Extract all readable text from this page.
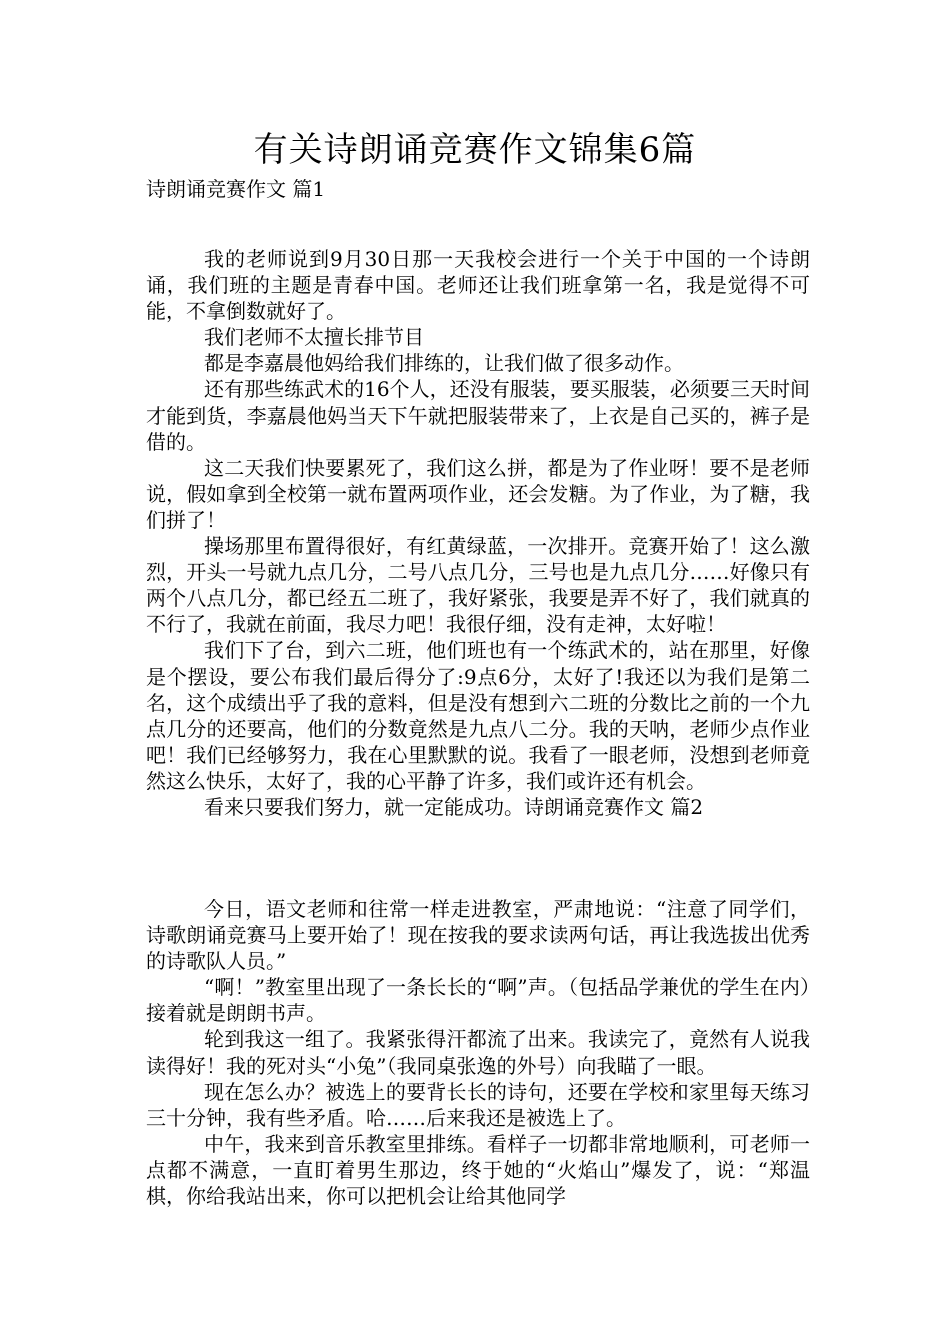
有关诗朗诵竞赛作文锦集6篇
诗朗诵竞赛作文 篇1

我的老师说到9月30日那一天我校会进行一个关于中国的一个诗朗诵，我们班的主题是青春中国。老师还让我们班拿第一名，我是觉得不可能，不拿倒数就好了。

我们老师不太擅长排节目

都是李嘉晨他妈给我们排练的，让我们做了很多动作。

还有那些练武术的16个人，还没有服装，要买服装，必须要三天时间才能到货，李嘉晨他妈当天下午就把服装带来了，上衣是自己买的，裤子是借的。

这二天我们快要累死了，我们这么拼，都是为了作业呀！要不是老师说，假如拿到全校第一就布置两项作业，还会发糖。为了作业，为了糖，我们拼了！

操场那里布置得很好，有红黄绿蓝，一次排开。竞赛开始了！这么激烈，开头一号就九点几分，二号八点几分，三号也是九点几分……好像只有两个八点几分，都已经五二班了，我好紧张，我要是弄不好了，我们就真的不行了，我就在前面，我尽力吧！我很仔细，没有走神，太好啦！

我们下了台，到六二班，他们班也有一个练武术的，站在那里，好像是个摆设，要公布我们最后得分了:9点6分，太好了!我还以为我们是第二名，这个成绩出乎了我的意料，但是没有想到六二班的分数比之前的一个九点几分的还要高，他们的分数竟然是九点八二分。我的天呐，老师少点作业吧！我们已经够努力，我在心里默默的说。我看了一眼老师，没想到老师竟然这么快乐，太好了，我的心平静了许多，我们或许还有机会。

看来只要我们努力，就一定能成功。诗朗诵竞赛作文 篇2

今日，语文老师和往常一样走进教室，严肃地说：“注意了同学们，诗歌朗诵竞赛马上要开始了！现在按我的要求读两句话，再让我选拔出优秀的诗歌队人员。”

“啊！”教室里出现了一条长长的“啊”声。（包括品学兼优的学生在内）接着就是朗朗书声。

轮到我这一组了。我紧张得汗都流了出来。我读完了，竟然有人说我读得好！我的死对头“小兔”（我同桌张逸的外号）向我瞄了一眼。

现在怎么办？被选上的要背长长的诗句，还要在学校和家里每天练习三十分钟，我有些矛盾。哈……后来我还是被选上了。

中午，我来到音乐教室里排练。看样子一切都非常地顺利，可老师一点都不满意，一直盯着男生那边，终于她的“火焰山”爆发了，说：“郑温棋，你给我站出来，你可以把机会让给其他同学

========

▶ Written problem
Copy the material exactly. Do not include the pictures.

▶ Result of the exercise
Extract all readable text from this page.
有关诗朗诵竞赛作文锦集6篇
诗朗诵竞赛作文 篇1

我的老师说到9月30日那一天我校会进行一个关于中国的一个诗朗诵，我们班的主题是青春中国。老师还让我们班拿第一名，我是觉得不可能，不拿倒数就好了。

我们老师不太擅长排节目

都是李嘉晨他妈给我们排练的，让我们做了很多动作。

还有那些练武术的16个人，还没有服装，要买服装，必须要三天时间才能到货，李嘉晨他妈当天下午就把服装带来了，上衣是自己买的，裤子是借的。

这二天我们快要累死了，我们这么拼，都是为了作业呀！要不是老师说，假如拿到全校第一就布置两项作业，还会发糖。为了作业，为了糖，我们拼了！

操场那里布置得很好，有红黄绿蓝，一次排开。竞赛开始了！这么激烈，开头一号就九点几分，二号八点几分，三号也是九点几分……好像只有两个八点几分，都已经五二班了，我好紧张，我要是弄不好了，我们就真的不行了，我就在前面，我尽力吧！我很仔细，没有走神，太好啦！

我们下了台，到六二班，他们班也有一个练武术的，站在那里，好像是个摆设，要公布我们最后得分了:9点6分，太好了!我还以为我们是第二名，这个成绩出乎了我的意料，但是没有想到六二班的分数比之前的一个九点几分的还要高，他们的分数竟然是九点八二分。我的天呐，老师少点作业吧！我们已经够努力，我在心里默默的说。我看了一眼老师，没想到老师竟然这么快乐，太好了，我的心平静了许多，我们或许还有机会。

看来只要我们努力，就一定能成功。诗朗诵竞赛作文 篇2

今日，语文老师和往常一样走进教室，严肃地说：“注意了同学们，诗歌朗诵竞赛马上要开始了！现在按我的要求读两句话，再让我选拔出优秀的诗歌队人员。”

“啊！”教室里出现了一条长长的“啊”声。（包括品学兼优的学生在内）接着就是朗朗书声。

轮到我这一组了。我紧张得汗都流了出来。我读完了，竟然有人说我读得好！我的死对头“小兔”（我同桌张逸的外号）向我瞄了一眼。

现在怎么办？被选上的要背长长的诗句，还要在学校和家里每天练习三十分钟，我有些矛盾。哈……后来我还是被选上了。

中午，我来到音乐教室里排练。看样子一切都非常地顺利，可老师一点都不满意，一直盯着男生那边，终于她的“火焰山”爆发了，说：“郑温棋，你给我站出来，你可以把机会让给其他同学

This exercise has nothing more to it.